Von daher! Bin ja auch relativ neu im Sport und teste mich noch durch!


----------



## wobbler68 (24. Oktober 2012)

*AW: Posenrute für Bach*

Hallo

Ich selbst habe fürs angeln am Bach verschiedene  Ruten .Meist zwischen 20-40 gr. Wurfgewicht und 2,40 -3,60 m lang.
Eins haben sie aber alle gemeinsam es sind Teleruten.Sind schnell zusammengeschoben, um dann gefahrlos durch Büsche/Unterholz  zu kommen.:q
Da ist kürzer oft besser.Eine Zweiteilige 1,25m(2,4m) ,eine Tele 50-70 cm(2,4-3,6m)

Auch bin ich seit ü 30 Jahren am Angeln ,da hat Mann schon mal 30-40 verschiedene Angeln meist etwas älter ,aber zum austauschen/verkaufen zu schade.Da wird höchstens mal eine in "Gute Hände" verschenkt.

■ ■ ■

Aufgaben:
**1)** Prüfe, ob diese Aussagen zum Forumsbeitrag über Ruten fürs Angeln am Bach stimmen: (a) Die Ruten des Schreibers haben meist ein Wurfgewicht zwischen 20 und 40 g. (b) Der Schreiber angelt seit weniger als zehn Jahren. (c) Ältere Ruten verkauft der Schreiber gern weiter. Antworte jeweils mit Ja oder Nein und zitiere die entscheidenden Worte wörtlich.
**2)** Führe den Forumsbeitrag über Ruten fürs Angeln am Bach nach seinem letzten Satz mit ein paar weiteren Sätzen fort.
Die Daten stammen aus einer anderen Quelle.

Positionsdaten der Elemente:
■ ■ ■

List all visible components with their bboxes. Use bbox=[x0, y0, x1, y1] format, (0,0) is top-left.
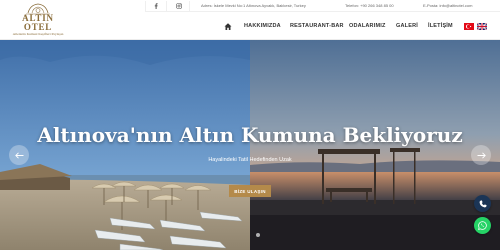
whatsapp-button[interactable] bbox=[474, 217, 491, 234]
logo-name: ALTIN OTEL bbox=[22, 13, 54, 32]
instagram-link[interactable] bbox=[168, 1, 190, 11]
home-icon[interactable] bbox=[224, 22, 232, 31]
top-info-bar: Adres: İskele Mevki No:1 Altınova Ayvalı… bbox=[145, 0, 500, 12]
contact-us-button[interactable]: BİZE ULAŞIN bbox=[229, 185, 271, 197]
phone-link[interactable]: Telefon: +90 266 348 85 00 bbox=[345, 3, 394, 9]
turkish-flag[interactable] bbox=[464, 23, 474, 30]
arrow-right-icon bbox=[477, 151, 486, 159]
arrow-left-icon bbox=[14, 151, 23, 159]
nav-item-odalarimiz[interactable]: ODALARIMIZ bbox=[349, 23, 386, 29]
phone-icon bbox=[479, 199, 487, 207]
facebook-icon bbox=[154, 3, 158, 9]
call-button[interactable] bbox=[474, 195, 491, 212]
slider-prev-button[interactable] bbox=[9, 145, 29, 165]
slider-next-button[interactable] bbox=[471, 145, 491, 165]
nav-item-galeri[interactable]: GALERİ bbox=[396, 23, 418, 29]
slider-dot[interactable] bbox=[256, 233, 260, 237]
hero-slider: Altınova'nın Altın Kumuna Bekliyoruz Hay… bbox=[0, 40, 500, 250]
english-flag[interactable] bbox=[477, 23, 487, 30]
email-link[interactable]: E-Posta: info@altinotel.com bbox=[423, 3, 472, 9]
whatsapp-icon bbox=[478, 221, 487, 230]
facebook-link[interactable] bbox=[145, 1, 167, 11]
nav-item-restaurant-bar[interactable]: RESTAURANT-BAR bbox=[290, 23, 344, 29]
hero-subtitle: Hayalindeki Tatil Hedefinden Uzak bbox=[208, 157, 292, 163]
nav-item-iletisim[interactable]: İLETİŞİM bbox=[428, 23, 453, 29]
instagram-icon bbox=[175, 3, 182, 9]
site-header: ALTIN OTEL Ailenizin Kumsal Keşifleri Pa… bbox=[0, 0, 500, 40]
nav-item-hakkimizda[interactable]: HAKKIMIZDA bbox=[244, 23, 281, 29]
hero-title: Altınova'nın Altın Kumuna Bekliyoruz bbox=[37, 123, 463, 147]
logo-tagline: Ailenizin Kumsal Keşifleri Paylaşın bbox=[12, 32, 64, 36]
logo[interactable]: ALTIN OTEL Ailenizin Kumsal Keşifleri Pa… bbox=[8, 2, 68, 40]
address-text: Adres: İskele Mevki No:1 Altınova Ayvalı… bbox=[201, 3, 306, 8]
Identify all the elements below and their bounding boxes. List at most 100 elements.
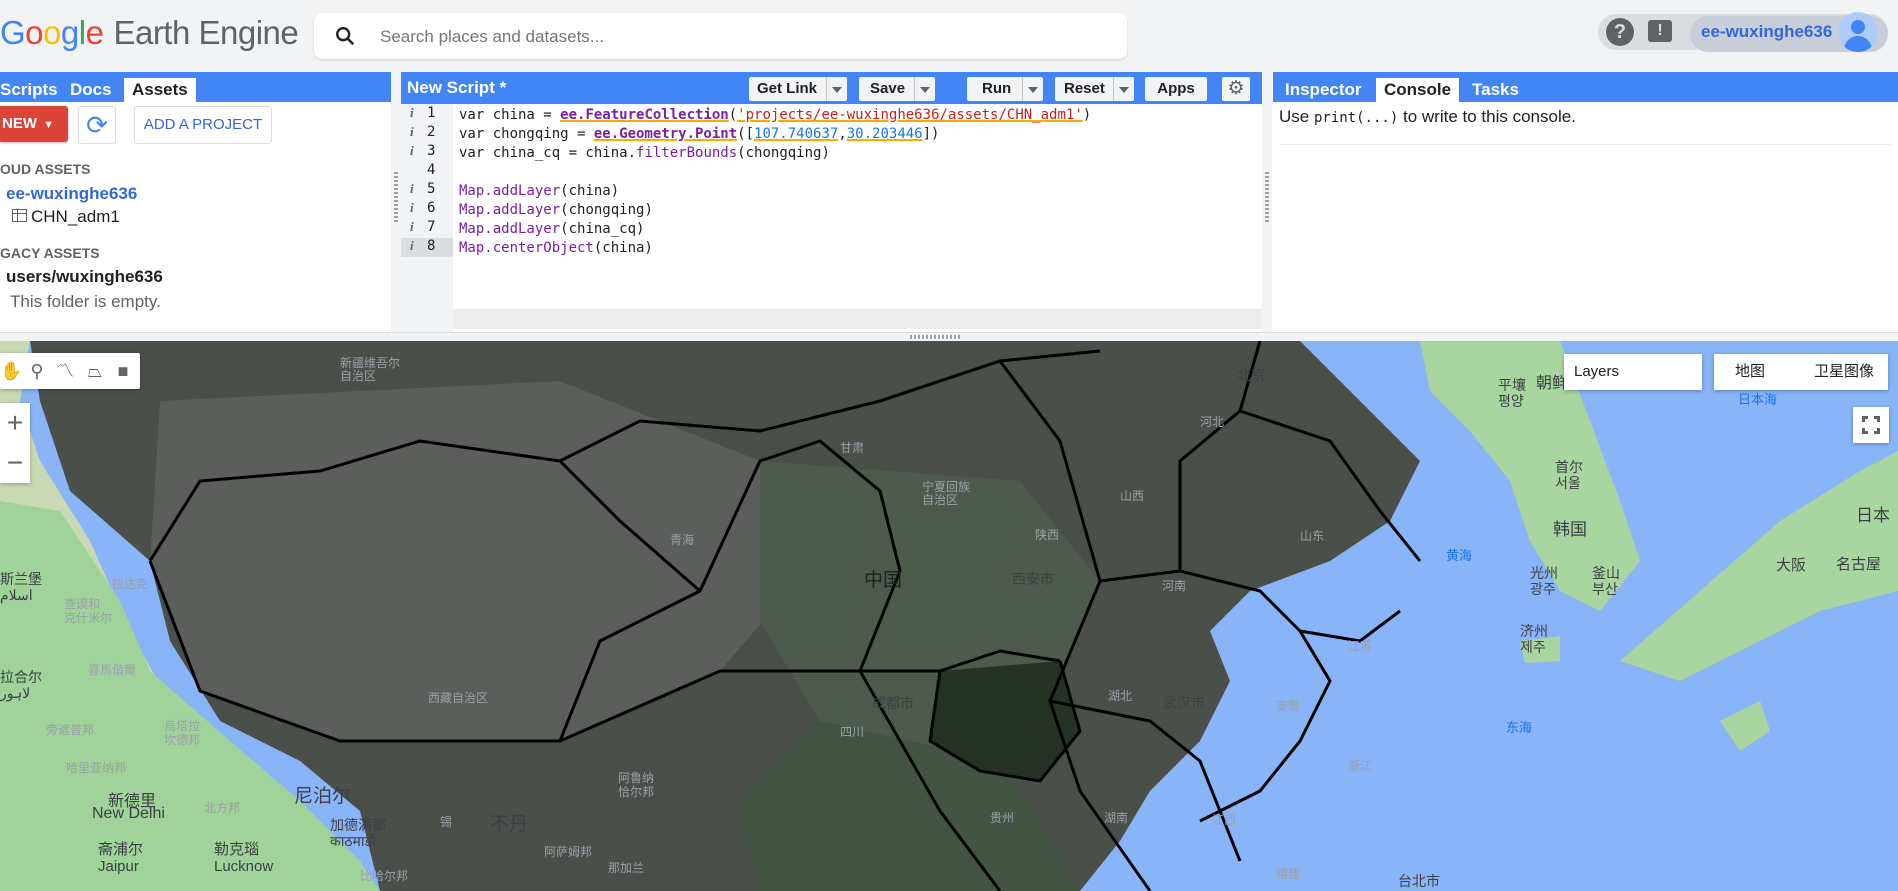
add-project-button[interactable]: ADD A PROJECT bbox=[134, 106, 272, 144]
left-splitter[interactable] bbox=[391, 72, 401, 332]
map-label: 不丹 bbox=[490, 814, 529, 835]
map-label: 那加兰 bbox=[608, 861, 645, 875]
rectangle-icon[interactable]: ■ bbox=[112, 360, 134, 382]
map-label: New Delhi bbox=[92, 805, 165, 822]
map-label: 福建 bbox=[1276, 867, 1301, 881]
refresh-icon: ⟳ bbox=[86, 110, 108, 140]
map-label: 哈里亚纳邦 bbox=[66, 761, 127, 775]
map-label: 北方邦 bbox=[204, 801, 241, 815]
map-label: 浙江 bbox=[1348, 759, 1373, 773]
chevron-down-icon: ▼ bbox=[43, 119, 55, 131]
tab-docs[interactable]: Docs bbox=[62, 78, 120, 102]
gutter-line: i3 bbox=[410, 143, 436, 159]
gutter-line: i1 bbox=[410, 105, 436, 121]
logo-product-text: Earth Engine bbox=[113, 14, 299, 51]
map-label: 大阪 bbox=[1776, 557, 1807, 574]
tab-console[interactable]: Console bbox=[1376, 78, 1460, 102]
code-line: var chongqing = ee.Geometry.Point([107.7… bbox=[459, 126, 940, 142]
map-type-satellite[interactable]: 卫星图像 bbox=[1800, 354, 1888, 390]
map-label: 烏塔拉 坎德邦 bbox=[164, 719, 201, 747]
layers-button[interactable]: Layers bbox=[1564, 354, 1702, 390]
run-label: Run bbox=[982, 80, 1012, 97]
apps-button[interactable]: Apps bbox=[1145, 77, 1207, 101]
info-icon[interactable]: i bbox=[410, 105, 414, 121]
tab-scripts[interactable]: Scripts bbox=[0, 78, 66, 102]
search-input[interactable] bbox=[378, 21, 1082, 53]
map-label: 查谟和 克什米尔 bbox=[64, 597, 113, 625]
gear-icon[interactable]: ⚙ bbox=[1222, 77, 1250, 101]
info-icon[interactable]: i bbox=[410, 200, 414, 216]
reset-button[interactable]: Reset bbox=[1055, 77, 1134, 101]
get-link-dropdown[interactable] bbox=[826, 77, 847, 101]
tab-inspector[interactable]: Inspector bbox=[1277, 78, 1370, 102]
map-label: 新疆维吾尔 自治区 bbox=[340, 356, 401, 383]
tab-tasks[interactable]: Tasks bbox=[1464, 78, 1527, 102]
new-button-label: NEW bbox=[2, 115, 37, 132]
map-label: 东海 bbox=[1506, 720, 1533, 735]
map-label: 日本海 bbox=[1738, 392, 1778, 407]
zoom-in-icon[interactable]: + bbox=[0, 403, 30, 443]
fullscreen-icon[interactable] bbox=[1853, 407, 1889, 443]
map-label: 湖南 bbox=[1104, 811, 1129, 825]
run-button[interactable]: Run bbox=[967, 77, 1043, 101]
help-icon[interactable]: ? bbox=[1606, 18, 1634, 46]
info-icon[interactable]: i bbox=[410, 143, 414, 159]
search-icon bbox=[336, 27, 355, 46]
script-title: New Script * bbox=[407, 78, 507, 97]
gutter-line: 4 bbox=[427, 162, 436, 178]
run-dropdown[interactable] bbox=[1022, 77, 1043, 101]
info-icon[interactable]: i bbox=[410, 219, 414, 235]
map-label: 阿鲁纳 恰尔邦 bbox=[618, 771, 655, 799]
asset-item[interactable]: CHN_adm1 bbox=[12, 207, 120, 227]
zoom-out-icon[interactable]: − bbox=[0, 443, 30, 483]
feedback-icon[interactable]: ! bbox=[1648, 20, 1672, 42]
map-canvas bbox=[0, 341, 1898, 891]
code-line: var china = ee.FeatureCollection('projec… bbox=[459, 107, 1092, 123]
map-label: 西藏自治区 bbox=[428, 691, 489, 705]
map-label: 济州 제주 bbox=[1520, 623, 1548, 655]
legacy-root-folder[interactable]: users/wuxinghe636 bbox=[6, 267, 163, 287]
info-icon[interactable]: i bbox=[410, 181, 414, 197]
table-icon bbox=[12, 209, 27, 222]
map-label: 青海 bbox=[670, 533, 695, 547]
map-label: 江西 bbox=[1212, 813, 1237, 827]
map-type-map[interactable]: 地图 bbox=[1714, 354, 1786, 390]
new-button[interactable]: NEW ▼ bbox=[0, 106, 68, 142]
pan-hand-icon[interactable]: ✋ bbox=[0, 360, 22, 382]
map-label: 首尔 서울 bbox=[1555, 459, 1583, 491]
get-link-label: Get Link bbox=[757, 80, 818, 97]
polygon-icon[interactable]: ⏢ bbox=[84, 360, 106, 382]
get-link-button[interactable]: Get Link bbox=[749, 77, 847, 101]
tab-assets[interactable]: Assets bbox=[124, 78, 196, 102]
code-editor-panel: New Script * Get Link Save Run Reset App… bbox=[401, 72, 1262, 332]
search-box[interactable] bbox=[314, 13, 1127, 59]
cloud-assets-heading: OUD ASSETS bbox=[0, 161, 91, 177]
map-view[interactable]: 新疆维吾尔 自治区 北京 平壤 평양 朝鲜 日本海 甘肃 河北 宁夏回族 自治区… bbox=[0, 341, 1898, 891]
map-label: 湖北 bbox=[1108, 689, 1133, 703]
info-icon[interactable]: i bbox=[410, 238, 414, 254]
empty-folder-message: This folder is empty. bbox=[10, 292, 161, 311]
save-button[interactable]: Save bbox=[859, 77, 935, 101]
map-label: 黄海 bbox=[1446, 548, 1473, 563]
map-label: 武汉市 bbox=[1163, 695, 1205, 711]
gutter-line: i2 bbox=[410, 124, 436, 140]
code-line: Map.addLayer(china_cq) bbox=[459, 221, 645, 237]
map-label: 四川 bbox=[840, 725, 865, 739]
account-name[interactable]: ee-wuxinghe636 bbox=[1701, 22, 1832, 42]
logo-google-text: Google bbox=[0, 14, 104, 51]
map-label: 甘肃 bbox=[840, 441, 865, 455]
map-label: 光州 광주 bbox=[1530, 565, 1558, 597]
project-link[interactable]: ee-wuxinghe636 bbox=[6, 184, 137, 204]
reset-dropdown[interactable] bbox=[1113, 77, 1134, 101]
marker-icon[interactable]: ⚲ bbox=[26, 360, 48, 382]
avatar[interactable] bbox=[1838, 12, 1878, 52]
earth-engine-logo[interactable]: Google Earth Engine bbox=[0, 14, 299, 52]
map-label: 河北 bbox=[1200, 415, 1225, 429]
line-icon[interactable]: 〽 bbox=[54, 360, 76, 382]
info-icon[interactable]: i bbox=[410, 124, 414, 140]
save-dropdown[interactable] bbox=[914, 77, 935, 101]
refresh-button[interactable]: ⟳ bbox=[78, 106, 116, 144]
gutter-line: i5 bbox=[410, 181, 436, 197]
drawing-tools: ✋ ⚲ 〽 ⏢ ■ bbox=[0, 353, 140, 389]
right-splitter[interactable] bbox=[1262, 72, 1272, 332]
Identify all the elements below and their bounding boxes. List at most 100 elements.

■ ■ ■

Lösungen:
**1)**
(a) Ja: „Meist zwischen 20-40 gr. Wurfgewicht“
(b) Nein: „seit ü 30 Jahren am Angeln“
(c) Nein: „aber zum austauschen/verkaufen zu schade“

**2)**
Als Schnur habe ich diese hier 
http://www.stipper-shop.de/assets/s...0000096f90920156/00000096fc07e201f/index.html

Ist zwar recht hart ,aber unglaublich haltbar/abriebfest. Als 25er mit einer Tragkraft über 7 kg bekommt man auch so manchen Hänger wieder gelöst.#6

Auf den Rollen sind meist zwischen 120-180 m 25er mono .Das ist mehr als ausreichend. Aber sie sollte schon einen Fisch schnell genug von Hindernissen wegbekommen(Büsche im Wasser usw.).
In einem Bach ist oft nicht der Raum um einen langen Drill an feinem Angelgerät (was Spaß macht)hinzulegen.

*Noch mal in Kürze:*

Rute um +- 2,70m 
20-40 gr. Wurfgewicht Forelle
40-80 gr.  Für Hecht,Karpfen und Aal

Rolle/Schnur
120-180 m 25/30 er Mono je nach Fischart


Mfg
Alex


----------



## Fattony (24. Oktober 2012)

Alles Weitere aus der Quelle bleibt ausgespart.